Source data
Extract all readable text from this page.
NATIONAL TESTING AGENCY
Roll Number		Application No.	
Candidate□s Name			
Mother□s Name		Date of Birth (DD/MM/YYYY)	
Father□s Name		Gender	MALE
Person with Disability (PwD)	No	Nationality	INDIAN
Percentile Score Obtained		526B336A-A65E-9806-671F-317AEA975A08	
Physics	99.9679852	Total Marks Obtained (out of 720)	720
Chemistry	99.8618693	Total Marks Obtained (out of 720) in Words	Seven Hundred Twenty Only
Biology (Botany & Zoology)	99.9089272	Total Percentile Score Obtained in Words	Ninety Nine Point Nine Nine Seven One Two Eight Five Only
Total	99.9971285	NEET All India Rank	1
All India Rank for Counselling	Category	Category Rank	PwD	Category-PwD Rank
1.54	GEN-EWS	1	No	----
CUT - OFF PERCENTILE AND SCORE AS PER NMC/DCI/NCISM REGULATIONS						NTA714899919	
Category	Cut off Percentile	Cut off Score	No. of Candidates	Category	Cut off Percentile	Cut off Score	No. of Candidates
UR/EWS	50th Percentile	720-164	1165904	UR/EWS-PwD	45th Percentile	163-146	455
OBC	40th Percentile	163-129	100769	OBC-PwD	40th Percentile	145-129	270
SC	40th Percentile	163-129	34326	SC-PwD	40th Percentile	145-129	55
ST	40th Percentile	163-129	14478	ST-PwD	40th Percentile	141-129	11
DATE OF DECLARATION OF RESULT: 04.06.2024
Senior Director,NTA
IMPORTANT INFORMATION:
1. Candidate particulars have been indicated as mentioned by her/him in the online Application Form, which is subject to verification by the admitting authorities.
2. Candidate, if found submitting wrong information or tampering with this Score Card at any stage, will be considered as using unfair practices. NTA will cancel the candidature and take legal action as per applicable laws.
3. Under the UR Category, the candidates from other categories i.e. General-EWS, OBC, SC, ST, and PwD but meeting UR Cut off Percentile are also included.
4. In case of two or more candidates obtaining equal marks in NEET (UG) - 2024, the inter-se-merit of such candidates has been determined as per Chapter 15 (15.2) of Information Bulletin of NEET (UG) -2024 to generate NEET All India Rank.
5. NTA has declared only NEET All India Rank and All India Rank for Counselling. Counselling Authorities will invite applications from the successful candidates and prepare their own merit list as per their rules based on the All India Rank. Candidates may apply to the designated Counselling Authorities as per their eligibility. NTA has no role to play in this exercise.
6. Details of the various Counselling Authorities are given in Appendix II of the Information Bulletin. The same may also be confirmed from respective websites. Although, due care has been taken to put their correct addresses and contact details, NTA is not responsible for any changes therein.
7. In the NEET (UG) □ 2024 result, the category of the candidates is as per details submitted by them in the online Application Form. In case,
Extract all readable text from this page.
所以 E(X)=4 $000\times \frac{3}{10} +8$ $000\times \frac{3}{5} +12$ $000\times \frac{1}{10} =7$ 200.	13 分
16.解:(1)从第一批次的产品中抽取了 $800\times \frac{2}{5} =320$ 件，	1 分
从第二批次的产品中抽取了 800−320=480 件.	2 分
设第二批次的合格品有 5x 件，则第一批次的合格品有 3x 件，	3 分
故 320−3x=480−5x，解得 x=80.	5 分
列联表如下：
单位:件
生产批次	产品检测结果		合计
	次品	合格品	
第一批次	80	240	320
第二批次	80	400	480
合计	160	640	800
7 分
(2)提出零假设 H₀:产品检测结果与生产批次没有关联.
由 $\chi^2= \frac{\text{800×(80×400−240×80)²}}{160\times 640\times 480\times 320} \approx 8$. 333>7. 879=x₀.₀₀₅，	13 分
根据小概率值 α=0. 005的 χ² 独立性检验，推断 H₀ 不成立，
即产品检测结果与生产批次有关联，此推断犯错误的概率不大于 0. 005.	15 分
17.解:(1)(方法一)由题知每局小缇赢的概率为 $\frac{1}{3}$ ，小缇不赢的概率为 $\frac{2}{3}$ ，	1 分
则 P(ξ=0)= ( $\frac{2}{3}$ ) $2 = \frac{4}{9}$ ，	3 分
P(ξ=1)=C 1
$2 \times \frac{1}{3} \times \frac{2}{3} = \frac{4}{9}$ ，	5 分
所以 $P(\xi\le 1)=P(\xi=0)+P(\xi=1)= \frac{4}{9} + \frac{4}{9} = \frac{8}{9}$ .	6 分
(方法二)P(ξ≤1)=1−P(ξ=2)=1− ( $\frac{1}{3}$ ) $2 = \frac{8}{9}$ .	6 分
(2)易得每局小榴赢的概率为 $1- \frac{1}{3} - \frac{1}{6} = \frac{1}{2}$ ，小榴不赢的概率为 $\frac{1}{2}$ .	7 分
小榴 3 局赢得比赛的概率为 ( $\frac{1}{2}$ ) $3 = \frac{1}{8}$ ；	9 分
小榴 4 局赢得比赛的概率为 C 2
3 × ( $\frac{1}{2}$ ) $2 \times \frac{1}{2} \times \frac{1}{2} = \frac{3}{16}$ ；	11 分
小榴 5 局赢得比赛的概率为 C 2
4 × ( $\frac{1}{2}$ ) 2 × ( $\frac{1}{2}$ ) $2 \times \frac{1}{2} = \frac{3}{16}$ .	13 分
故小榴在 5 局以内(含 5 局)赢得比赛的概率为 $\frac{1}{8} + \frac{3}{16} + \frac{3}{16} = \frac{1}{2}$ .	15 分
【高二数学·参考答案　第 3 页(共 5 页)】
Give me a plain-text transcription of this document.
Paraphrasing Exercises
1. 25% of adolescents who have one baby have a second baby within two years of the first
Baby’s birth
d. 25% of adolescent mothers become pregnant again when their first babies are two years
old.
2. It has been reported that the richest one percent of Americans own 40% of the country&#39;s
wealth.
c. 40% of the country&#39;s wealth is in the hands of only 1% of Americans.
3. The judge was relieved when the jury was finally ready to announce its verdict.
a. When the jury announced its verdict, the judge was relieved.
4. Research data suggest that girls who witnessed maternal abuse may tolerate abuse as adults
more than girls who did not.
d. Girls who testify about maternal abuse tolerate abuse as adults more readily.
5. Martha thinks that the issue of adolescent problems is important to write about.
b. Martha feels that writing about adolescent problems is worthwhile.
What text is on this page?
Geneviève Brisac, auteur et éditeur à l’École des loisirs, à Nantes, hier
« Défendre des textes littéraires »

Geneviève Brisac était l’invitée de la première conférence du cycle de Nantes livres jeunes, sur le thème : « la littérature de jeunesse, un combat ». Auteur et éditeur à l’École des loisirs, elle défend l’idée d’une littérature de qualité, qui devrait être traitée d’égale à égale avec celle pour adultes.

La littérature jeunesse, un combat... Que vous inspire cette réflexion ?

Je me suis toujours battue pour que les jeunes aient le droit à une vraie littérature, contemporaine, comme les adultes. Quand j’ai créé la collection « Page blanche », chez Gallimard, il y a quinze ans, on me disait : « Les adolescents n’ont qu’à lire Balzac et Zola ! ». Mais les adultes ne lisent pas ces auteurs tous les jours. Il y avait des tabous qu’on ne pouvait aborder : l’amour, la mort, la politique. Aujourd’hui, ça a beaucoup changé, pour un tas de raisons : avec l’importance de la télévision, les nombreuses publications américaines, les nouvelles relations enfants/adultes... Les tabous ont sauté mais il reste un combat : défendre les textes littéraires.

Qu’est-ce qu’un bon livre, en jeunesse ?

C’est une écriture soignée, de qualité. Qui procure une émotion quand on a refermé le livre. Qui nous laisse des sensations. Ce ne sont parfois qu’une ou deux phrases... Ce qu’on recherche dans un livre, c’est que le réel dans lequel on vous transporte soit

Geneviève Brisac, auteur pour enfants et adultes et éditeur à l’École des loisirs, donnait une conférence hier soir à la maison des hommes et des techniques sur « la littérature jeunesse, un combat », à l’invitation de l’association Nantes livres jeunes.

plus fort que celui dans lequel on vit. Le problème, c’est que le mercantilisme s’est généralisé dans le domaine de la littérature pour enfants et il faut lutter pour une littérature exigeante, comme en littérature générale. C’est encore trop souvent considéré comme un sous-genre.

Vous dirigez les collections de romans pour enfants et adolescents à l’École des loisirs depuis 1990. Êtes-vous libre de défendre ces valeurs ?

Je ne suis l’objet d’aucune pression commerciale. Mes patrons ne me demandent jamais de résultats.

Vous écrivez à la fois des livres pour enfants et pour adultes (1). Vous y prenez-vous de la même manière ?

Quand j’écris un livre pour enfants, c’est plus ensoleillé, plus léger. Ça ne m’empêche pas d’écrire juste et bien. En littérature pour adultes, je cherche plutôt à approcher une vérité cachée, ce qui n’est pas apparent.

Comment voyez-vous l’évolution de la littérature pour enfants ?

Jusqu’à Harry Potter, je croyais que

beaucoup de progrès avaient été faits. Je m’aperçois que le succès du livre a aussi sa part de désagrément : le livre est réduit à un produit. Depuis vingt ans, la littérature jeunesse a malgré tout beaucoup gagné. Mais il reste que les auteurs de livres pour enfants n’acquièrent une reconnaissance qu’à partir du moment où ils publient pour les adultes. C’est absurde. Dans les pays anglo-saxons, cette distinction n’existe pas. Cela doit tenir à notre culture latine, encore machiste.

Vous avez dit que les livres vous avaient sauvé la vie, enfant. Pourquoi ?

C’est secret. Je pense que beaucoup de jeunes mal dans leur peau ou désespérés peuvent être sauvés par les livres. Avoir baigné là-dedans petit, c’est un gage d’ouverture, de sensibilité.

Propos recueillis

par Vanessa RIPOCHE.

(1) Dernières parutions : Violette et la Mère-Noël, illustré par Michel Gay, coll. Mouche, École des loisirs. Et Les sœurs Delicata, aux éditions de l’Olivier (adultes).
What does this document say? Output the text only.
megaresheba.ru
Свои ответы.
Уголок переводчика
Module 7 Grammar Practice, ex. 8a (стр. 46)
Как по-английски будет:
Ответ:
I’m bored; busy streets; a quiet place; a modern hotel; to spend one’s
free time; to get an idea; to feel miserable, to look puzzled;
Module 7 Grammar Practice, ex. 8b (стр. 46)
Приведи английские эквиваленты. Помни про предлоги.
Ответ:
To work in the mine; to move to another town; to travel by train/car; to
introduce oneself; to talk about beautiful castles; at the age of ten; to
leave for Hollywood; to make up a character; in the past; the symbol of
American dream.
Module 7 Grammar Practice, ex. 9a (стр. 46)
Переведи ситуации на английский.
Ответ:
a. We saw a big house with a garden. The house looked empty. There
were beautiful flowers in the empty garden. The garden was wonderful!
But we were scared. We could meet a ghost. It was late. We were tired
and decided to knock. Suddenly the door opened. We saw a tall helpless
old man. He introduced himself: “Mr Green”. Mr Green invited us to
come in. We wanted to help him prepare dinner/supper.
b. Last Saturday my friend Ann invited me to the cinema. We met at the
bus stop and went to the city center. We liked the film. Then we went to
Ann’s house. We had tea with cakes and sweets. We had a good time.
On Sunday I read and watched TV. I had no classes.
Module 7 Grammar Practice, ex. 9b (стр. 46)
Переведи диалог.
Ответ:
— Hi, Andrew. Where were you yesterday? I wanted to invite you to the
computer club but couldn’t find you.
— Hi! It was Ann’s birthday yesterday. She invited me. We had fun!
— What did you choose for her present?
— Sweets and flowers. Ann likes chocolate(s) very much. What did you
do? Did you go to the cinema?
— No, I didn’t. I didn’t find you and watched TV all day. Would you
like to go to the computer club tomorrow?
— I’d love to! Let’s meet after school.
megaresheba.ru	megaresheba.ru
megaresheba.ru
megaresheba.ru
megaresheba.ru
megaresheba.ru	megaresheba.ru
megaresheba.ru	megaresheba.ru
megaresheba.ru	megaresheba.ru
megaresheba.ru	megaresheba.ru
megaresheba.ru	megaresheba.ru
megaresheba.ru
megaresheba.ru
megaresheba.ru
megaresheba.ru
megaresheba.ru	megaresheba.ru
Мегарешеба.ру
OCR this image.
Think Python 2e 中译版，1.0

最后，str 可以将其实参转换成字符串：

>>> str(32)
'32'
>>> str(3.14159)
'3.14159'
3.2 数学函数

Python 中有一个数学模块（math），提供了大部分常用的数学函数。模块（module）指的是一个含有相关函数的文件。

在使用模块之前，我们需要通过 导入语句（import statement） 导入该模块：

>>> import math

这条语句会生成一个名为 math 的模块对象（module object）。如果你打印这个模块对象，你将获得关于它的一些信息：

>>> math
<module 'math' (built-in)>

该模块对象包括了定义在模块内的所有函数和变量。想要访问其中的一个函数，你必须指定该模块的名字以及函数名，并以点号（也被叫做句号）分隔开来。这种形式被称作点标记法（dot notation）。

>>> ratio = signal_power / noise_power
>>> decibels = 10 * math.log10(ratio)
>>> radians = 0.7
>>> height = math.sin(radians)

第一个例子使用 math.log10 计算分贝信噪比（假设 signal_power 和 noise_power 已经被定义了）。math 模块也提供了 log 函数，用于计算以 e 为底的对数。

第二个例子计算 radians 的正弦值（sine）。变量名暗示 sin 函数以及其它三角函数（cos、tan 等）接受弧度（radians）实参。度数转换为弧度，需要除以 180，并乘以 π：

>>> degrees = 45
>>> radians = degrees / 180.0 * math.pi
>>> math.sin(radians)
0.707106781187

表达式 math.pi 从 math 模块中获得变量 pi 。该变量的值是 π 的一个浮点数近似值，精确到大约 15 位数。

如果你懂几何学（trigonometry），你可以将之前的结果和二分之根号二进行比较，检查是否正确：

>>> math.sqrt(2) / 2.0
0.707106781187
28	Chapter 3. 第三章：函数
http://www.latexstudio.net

__REQUEST__
Count how many lines of the listing above include "country" and report that number alone.

__FULL RESPONSE__
2